REQUIREMENT
Count every line in the following entries where the word "thumbs" appears. Give the count alone.
★ ★ ★ ★ ★
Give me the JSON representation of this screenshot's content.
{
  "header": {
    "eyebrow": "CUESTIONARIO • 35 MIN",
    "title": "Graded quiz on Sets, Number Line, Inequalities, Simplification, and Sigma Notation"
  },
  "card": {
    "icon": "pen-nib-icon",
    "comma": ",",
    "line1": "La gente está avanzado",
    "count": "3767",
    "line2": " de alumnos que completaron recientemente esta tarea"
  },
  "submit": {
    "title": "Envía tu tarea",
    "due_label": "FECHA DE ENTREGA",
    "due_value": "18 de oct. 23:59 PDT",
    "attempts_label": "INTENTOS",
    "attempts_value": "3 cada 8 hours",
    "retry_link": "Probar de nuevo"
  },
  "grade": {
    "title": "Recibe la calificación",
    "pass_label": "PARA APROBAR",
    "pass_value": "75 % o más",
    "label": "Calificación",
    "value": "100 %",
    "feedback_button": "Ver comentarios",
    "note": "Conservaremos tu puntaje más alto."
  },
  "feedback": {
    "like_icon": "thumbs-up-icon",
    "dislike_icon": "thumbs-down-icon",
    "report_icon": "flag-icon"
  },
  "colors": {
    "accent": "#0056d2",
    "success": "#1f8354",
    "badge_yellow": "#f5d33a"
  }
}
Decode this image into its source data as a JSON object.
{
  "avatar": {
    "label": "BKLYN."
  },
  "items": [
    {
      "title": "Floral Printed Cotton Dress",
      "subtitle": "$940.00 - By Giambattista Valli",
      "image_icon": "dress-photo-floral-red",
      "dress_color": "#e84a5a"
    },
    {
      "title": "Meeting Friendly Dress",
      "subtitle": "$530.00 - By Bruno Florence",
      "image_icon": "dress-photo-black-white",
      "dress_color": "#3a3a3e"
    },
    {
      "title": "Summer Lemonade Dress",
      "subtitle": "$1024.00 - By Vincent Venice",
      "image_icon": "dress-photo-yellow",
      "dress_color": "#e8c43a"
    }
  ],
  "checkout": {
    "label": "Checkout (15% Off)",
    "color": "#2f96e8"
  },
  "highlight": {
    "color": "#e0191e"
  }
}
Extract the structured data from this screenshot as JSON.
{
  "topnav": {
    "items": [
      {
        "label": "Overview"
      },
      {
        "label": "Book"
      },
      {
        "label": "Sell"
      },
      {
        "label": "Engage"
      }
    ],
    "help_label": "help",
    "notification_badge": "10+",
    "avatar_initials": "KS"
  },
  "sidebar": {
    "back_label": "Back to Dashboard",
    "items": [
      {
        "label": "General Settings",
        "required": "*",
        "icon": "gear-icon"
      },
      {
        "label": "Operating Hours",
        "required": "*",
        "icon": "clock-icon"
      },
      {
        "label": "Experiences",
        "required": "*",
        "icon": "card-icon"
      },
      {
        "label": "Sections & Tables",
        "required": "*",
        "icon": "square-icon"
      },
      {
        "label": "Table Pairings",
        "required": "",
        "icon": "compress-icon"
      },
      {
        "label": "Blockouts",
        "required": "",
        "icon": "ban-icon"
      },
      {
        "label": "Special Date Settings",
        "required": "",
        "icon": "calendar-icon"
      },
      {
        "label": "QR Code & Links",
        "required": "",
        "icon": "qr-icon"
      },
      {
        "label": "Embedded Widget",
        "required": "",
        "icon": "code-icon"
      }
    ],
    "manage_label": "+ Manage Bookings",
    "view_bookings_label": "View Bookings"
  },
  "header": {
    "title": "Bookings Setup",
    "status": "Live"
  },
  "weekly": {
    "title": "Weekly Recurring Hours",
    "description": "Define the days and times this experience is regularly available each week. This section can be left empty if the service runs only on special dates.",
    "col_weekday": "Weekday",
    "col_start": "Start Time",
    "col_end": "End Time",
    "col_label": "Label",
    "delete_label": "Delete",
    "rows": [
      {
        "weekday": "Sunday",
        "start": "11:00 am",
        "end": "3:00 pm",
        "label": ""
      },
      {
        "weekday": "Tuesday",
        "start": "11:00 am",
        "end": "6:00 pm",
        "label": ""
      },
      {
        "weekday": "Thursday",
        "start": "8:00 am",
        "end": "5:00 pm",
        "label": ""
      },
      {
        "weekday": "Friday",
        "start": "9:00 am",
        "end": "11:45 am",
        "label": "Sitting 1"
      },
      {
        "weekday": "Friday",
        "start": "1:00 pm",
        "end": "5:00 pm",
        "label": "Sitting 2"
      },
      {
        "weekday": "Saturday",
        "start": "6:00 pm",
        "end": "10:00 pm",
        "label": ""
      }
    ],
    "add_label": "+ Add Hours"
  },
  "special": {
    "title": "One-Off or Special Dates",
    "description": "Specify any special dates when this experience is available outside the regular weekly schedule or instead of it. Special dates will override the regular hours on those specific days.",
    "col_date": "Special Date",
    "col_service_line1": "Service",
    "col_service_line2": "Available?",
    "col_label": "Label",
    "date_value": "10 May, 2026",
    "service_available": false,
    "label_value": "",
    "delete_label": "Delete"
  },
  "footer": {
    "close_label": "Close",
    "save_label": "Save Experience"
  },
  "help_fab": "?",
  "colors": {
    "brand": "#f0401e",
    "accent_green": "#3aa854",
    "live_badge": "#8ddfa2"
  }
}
★ ★ ★ ★ ★
OUTPUT FOR THIS EXERCISE
2